I'm sad because I missed Christmas at Carroll this year. It was last weekend. I'd been looking forward to it all year ever since last December's concert. It was the best concert I'd ever been to and I wanted to do it again. I know I can't do everything and there's always next year, but darn!!
There's plenty of other good things going on today and this weekend to help me forget my sadness: The Waukesha Civic Theater begins it's two weekend run of The Best Christmas Pageant Ever tonight. I heard that "Mary" sings so beautifully that it brings tears to the eyes. A free holiday concert at UWW at 7:30, which I probably will be going to, is tonight. Also tonight is the Carroll College Jazz Ensemble. And on Sunday after the Packer game is the Carroll College Chamber Strings Ensemble, a free concert at 4:00 p.m..
It was much easier to criticize the job others did in cleaning up after last week's heavy ice and snow storm than it was to clean it up. I usually keep my mouth shut and if you could see my walk and driveway you'd know why. Most everyone with snowblowers out last weekend were struggling with clogs. Many shovellers, including me, were seen bent by the weight of the normally fluffy snow.

**Given material:**
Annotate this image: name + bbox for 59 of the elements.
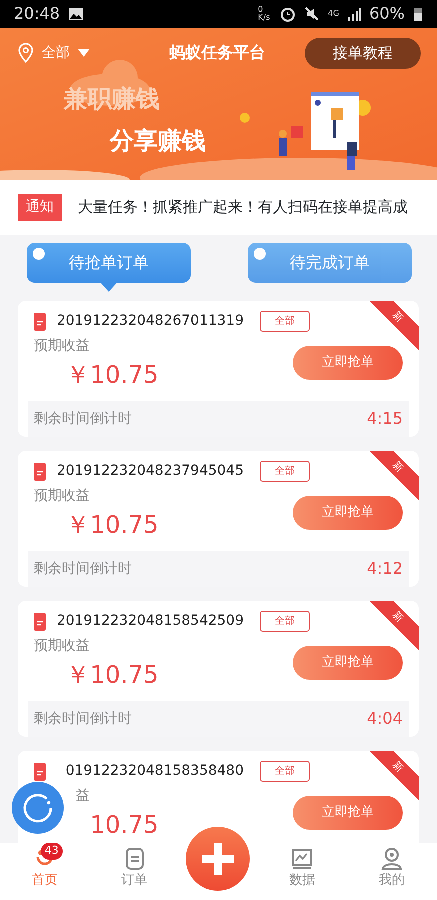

**Task statement:** Transcribe the passage of the blog post about missing Christmas at Carroll from "I'm sad because" up to and including "year, but darn!!".

**Solution:**
I'm sad because I missed Christmas at Carroll this year. It was last weekend. I'd been looking forward to it all year ever since last December's concert. It was the best concert I'd ever been to and I wanted to do it again. I know I can't do everything and there's always next year, but darn!!